■ **Input records**:

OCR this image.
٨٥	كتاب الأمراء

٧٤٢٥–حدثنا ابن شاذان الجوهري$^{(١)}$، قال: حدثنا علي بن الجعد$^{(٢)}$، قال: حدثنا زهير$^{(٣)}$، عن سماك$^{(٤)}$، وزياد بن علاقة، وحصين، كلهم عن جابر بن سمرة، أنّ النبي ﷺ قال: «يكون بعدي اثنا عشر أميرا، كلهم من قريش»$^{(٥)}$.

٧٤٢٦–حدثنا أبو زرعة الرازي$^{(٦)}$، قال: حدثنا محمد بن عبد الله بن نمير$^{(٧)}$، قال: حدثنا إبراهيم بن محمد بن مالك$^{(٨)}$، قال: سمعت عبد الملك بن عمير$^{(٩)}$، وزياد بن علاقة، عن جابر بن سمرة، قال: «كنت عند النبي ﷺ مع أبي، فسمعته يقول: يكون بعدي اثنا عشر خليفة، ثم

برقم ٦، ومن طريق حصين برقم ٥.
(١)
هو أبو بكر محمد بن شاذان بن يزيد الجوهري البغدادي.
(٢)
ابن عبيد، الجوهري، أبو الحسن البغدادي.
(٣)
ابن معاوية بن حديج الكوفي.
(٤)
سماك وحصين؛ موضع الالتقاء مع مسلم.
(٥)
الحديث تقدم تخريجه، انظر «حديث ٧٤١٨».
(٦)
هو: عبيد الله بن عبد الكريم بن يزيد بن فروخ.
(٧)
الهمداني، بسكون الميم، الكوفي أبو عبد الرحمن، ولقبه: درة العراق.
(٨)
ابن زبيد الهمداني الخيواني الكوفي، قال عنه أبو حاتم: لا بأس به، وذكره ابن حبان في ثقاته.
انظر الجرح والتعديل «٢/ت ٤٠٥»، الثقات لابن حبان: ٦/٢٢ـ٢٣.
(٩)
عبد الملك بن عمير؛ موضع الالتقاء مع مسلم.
* * *
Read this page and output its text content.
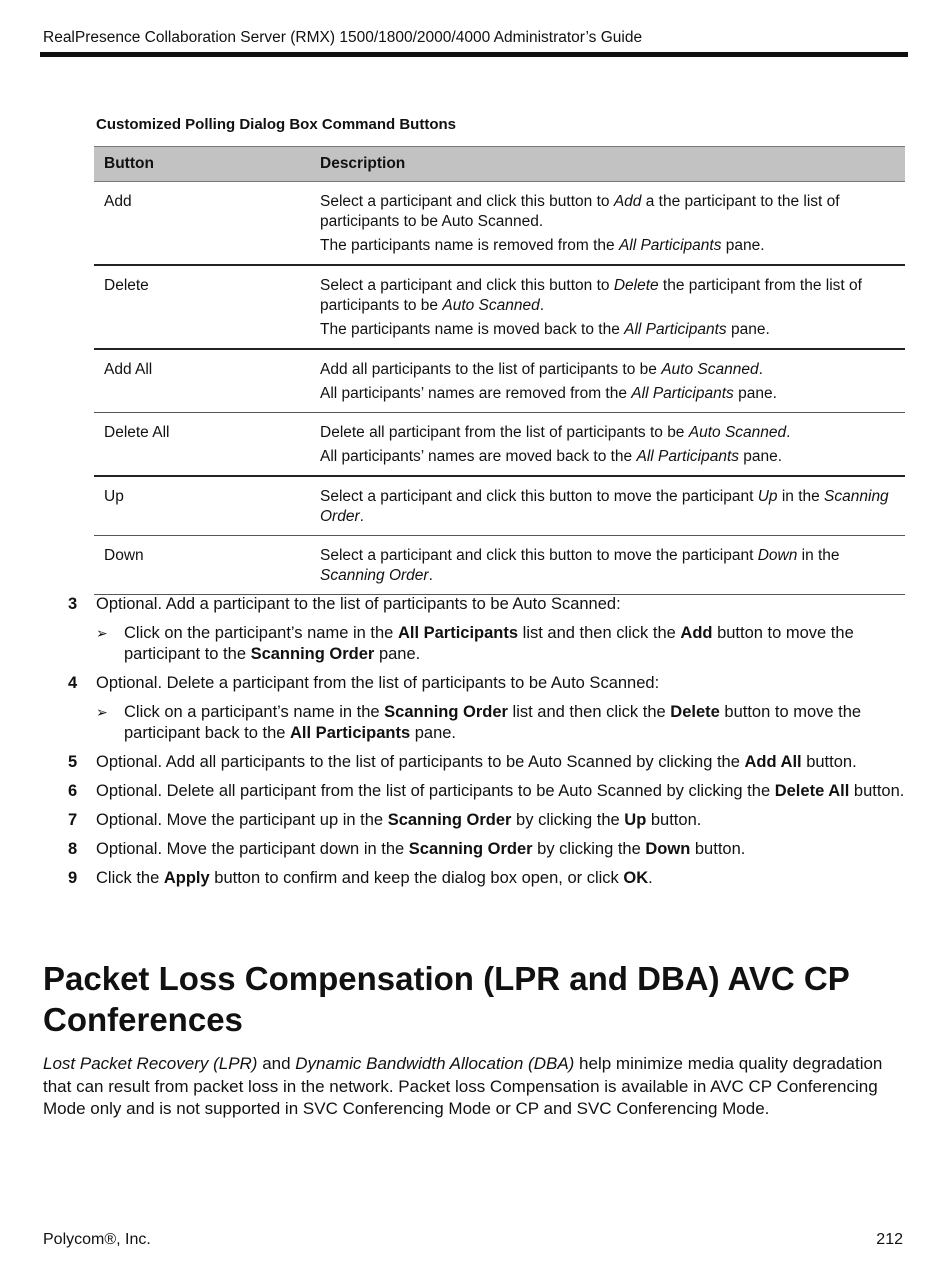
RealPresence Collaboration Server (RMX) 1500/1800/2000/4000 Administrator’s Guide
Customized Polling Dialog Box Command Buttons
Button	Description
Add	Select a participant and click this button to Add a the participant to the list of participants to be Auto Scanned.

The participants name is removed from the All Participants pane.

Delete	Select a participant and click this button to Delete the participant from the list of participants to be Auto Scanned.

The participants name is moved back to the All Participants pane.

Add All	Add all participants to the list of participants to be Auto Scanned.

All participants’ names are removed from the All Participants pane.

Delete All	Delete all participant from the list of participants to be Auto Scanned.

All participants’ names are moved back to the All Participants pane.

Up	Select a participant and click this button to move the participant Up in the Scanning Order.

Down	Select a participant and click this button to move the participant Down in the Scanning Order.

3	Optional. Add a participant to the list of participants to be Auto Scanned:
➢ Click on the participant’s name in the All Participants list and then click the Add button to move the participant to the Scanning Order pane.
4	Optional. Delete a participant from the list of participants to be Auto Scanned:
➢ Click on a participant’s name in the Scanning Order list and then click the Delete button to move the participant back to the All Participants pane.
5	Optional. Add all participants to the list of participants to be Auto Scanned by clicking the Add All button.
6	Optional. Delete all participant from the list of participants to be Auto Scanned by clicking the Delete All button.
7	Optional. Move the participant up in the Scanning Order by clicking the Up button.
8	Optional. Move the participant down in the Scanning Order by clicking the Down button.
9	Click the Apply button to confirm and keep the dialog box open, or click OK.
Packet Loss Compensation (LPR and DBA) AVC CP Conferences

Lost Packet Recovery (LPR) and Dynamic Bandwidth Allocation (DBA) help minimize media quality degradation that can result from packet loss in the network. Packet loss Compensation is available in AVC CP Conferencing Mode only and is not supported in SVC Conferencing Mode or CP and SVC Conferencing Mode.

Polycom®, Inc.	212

■ **What is asked**: Pull out all lines containing the word "Packet" from the entries above.

■ **Finished task**:
Packet Loss Compensation (LPR and DBA) AVC CP Conferences
Lost Packet Recovery (LPR) and Dynamic Bandwidth Allocation (DBA) help minimize media quality degradation that can result from packet loss in the network. Packet loss Compensation is available in AVC CP Conferencing Mode only and is not supported in SVC Conferencing Mode or CP and SVC Conferencing Mode.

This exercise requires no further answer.